→ **INSTRUCTIONS TO FOLLOW**:
Every line below that holds the string "Bahia" should be copied out.
::: DATA EXCERPTS
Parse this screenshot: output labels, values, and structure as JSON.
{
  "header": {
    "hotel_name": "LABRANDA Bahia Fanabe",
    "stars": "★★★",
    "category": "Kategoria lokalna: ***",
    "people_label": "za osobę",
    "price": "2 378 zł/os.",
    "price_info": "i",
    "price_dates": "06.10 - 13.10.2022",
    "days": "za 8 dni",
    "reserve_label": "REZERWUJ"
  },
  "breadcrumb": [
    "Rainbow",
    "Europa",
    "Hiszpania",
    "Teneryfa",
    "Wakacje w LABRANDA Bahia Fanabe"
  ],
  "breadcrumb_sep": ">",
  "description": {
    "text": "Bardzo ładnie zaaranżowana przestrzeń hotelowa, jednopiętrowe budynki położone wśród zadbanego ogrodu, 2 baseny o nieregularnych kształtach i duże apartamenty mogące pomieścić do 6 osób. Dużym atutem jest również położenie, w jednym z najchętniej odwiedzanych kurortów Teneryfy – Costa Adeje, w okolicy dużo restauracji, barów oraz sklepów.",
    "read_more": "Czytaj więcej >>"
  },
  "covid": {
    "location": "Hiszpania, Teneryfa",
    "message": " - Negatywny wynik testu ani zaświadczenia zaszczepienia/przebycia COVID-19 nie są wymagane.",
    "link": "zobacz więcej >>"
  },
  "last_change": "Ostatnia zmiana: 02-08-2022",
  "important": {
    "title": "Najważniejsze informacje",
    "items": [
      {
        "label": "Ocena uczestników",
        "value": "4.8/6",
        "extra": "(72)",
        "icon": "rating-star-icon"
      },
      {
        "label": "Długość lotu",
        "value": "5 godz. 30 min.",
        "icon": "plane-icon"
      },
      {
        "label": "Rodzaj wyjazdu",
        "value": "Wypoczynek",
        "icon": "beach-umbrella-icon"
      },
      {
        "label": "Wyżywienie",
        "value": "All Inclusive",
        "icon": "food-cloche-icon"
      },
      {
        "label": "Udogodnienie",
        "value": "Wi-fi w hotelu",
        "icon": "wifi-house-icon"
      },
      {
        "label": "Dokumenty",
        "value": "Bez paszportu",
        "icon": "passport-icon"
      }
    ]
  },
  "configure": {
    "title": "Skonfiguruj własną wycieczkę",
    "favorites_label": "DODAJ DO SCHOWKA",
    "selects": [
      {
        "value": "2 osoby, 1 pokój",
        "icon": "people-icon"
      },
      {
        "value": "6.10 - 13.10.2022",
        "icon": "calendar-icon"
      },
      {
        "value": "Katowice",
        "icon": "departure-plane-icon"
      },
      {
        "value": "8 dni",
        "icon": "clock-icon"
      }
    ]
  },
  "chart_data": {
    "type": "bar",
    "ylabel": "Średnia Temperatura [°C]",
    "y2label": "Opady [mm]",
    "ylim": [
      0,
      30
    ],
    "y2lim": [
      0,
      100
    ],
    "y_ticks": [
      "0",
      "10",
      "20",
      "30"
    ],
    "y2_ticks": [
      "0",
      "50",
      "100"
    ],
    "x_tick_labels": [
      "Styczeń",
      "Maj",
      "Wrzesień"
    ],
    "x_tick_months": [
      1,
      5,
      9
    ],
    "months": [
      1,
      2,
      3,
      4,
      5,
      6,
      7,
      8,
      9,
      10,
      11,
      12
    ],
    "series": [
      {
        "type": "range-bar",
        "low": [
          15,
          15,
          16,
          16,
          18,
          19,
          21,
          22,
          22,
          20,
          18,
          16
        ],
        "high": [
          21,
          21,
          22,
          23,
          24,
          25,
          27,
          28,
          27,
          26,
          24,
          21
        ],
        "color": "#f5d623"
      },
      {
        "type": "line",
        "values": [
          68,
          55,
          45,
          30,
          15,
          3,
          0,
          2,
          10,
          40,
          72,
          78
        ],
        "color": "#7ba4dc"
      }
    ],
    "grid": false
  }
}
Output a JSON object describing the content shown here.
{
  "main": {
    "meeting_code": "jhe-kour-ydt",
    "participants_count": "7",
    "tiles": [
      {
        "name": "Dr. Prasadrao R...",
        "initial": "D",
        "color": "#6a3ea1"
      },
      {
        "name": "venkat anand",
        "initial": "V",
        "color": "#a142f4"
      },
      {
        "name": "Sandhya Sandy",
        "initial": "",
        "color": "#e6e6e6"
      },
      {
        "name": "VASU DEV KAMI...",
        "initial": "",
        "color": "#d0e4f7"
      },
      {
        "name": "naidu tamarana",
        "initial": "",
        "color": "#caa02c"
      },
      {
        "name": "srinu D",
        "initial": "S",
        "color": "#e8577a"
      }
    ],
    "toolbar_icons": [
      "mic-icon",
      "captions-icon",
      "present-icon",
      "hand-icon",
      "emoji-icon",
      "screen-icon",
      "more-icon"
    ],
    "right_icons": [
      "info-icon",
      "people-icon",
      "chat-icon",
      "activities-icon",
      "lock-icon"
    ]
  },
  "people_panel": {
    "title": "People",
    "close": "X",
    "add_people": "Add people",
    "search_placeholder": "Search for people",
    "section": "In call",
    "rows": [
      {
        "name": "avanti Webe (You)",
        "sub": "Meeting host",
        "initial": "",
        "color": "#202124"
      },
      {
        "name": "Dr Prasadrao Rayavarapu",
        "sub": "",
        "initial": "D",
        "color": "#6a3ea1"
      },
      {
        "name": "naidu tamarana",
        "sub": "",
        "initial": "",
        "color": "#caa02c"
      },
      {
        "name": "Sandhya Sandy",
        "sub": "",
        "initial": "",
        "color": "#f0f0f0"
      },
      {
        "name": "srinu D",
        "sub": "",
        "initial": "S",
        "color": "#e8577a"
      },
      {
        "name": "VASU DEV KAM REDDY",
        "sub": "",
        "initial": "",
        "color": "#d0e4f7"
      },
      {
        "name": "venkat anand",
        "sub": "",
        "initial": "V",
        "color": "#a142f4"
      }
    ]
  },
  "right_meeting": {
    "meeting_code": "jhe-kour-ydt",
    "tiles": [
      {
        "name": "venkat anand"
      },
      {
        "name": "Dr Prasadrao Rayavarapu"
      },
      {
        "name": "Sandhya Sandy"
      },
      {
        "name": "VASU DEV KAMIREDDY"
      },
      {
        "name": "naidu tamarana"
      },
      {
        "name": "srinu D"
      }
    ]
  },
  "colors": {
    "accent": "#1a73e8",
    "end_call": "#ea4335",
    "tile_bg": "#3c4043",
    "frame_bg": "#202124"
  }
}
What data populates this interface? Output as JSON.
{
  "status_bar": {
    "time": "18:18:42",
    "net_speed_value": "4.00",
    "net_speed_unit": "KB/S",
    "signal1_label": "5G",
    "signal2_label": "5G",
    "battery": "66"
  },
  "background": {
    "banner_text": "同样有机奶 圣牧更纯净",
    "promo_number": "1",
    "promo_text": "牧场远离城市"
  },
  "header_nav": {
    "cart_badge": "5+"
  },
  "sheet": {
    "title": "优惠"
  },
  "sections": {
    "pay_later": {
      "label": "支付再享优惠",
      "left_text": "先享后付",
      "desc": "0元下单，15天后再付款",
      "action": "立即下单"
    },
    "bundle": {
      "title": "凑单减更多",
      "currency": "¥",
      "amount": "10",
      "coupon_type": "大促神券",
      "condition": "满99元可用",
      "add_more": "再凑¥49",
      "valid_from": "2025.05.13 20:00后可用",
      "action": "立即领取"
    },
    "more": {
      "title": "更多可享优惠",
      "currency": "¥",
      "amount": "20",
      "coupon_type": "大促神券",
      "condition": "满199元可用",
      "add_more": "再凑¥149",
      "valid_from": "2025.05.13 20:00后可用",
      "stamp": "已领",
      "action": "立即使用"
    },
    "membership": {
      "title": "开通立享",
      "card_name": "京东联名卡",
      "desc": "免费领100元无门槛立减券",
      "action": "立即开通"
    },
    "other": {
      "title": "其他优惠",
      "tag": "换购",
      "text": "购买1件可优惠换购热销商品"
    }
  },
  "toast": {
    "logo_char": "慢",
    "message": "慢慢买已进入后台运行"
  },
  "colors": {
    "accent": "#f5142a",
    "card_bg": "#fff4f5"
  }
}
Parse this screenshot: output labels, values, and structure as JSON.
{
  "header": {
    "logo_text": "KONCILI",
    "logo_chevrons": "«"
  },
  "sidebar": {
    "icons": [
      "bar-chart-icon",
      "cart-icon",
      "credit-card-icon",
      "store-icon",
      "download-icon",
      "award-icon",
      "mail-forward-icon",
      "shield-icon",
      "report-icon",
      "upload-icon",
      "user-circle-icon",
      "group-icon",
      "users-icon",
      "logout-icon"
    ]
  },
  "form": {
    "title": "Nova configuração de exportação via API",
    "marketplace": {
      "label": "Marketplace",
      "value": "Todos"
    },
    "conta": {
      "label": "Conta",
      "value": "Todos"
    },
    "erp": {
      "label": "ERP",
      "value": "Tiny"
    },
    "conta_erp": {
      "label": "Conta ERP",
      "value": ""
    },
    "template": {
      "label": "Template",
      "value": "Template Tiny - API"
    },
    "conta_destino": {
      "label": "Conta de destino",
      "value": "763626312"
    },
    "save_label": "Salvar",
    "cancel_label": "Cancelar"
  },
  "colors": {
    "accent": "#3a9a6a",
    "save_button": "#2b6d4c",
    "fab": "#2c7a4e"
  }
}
::::::
→ **ANSWER FOR THE TASK**:
    "hotel_name": "LABRANDA Bahia Fanabe",
    "Wakacje w LABRANDA Bahia Fanabe"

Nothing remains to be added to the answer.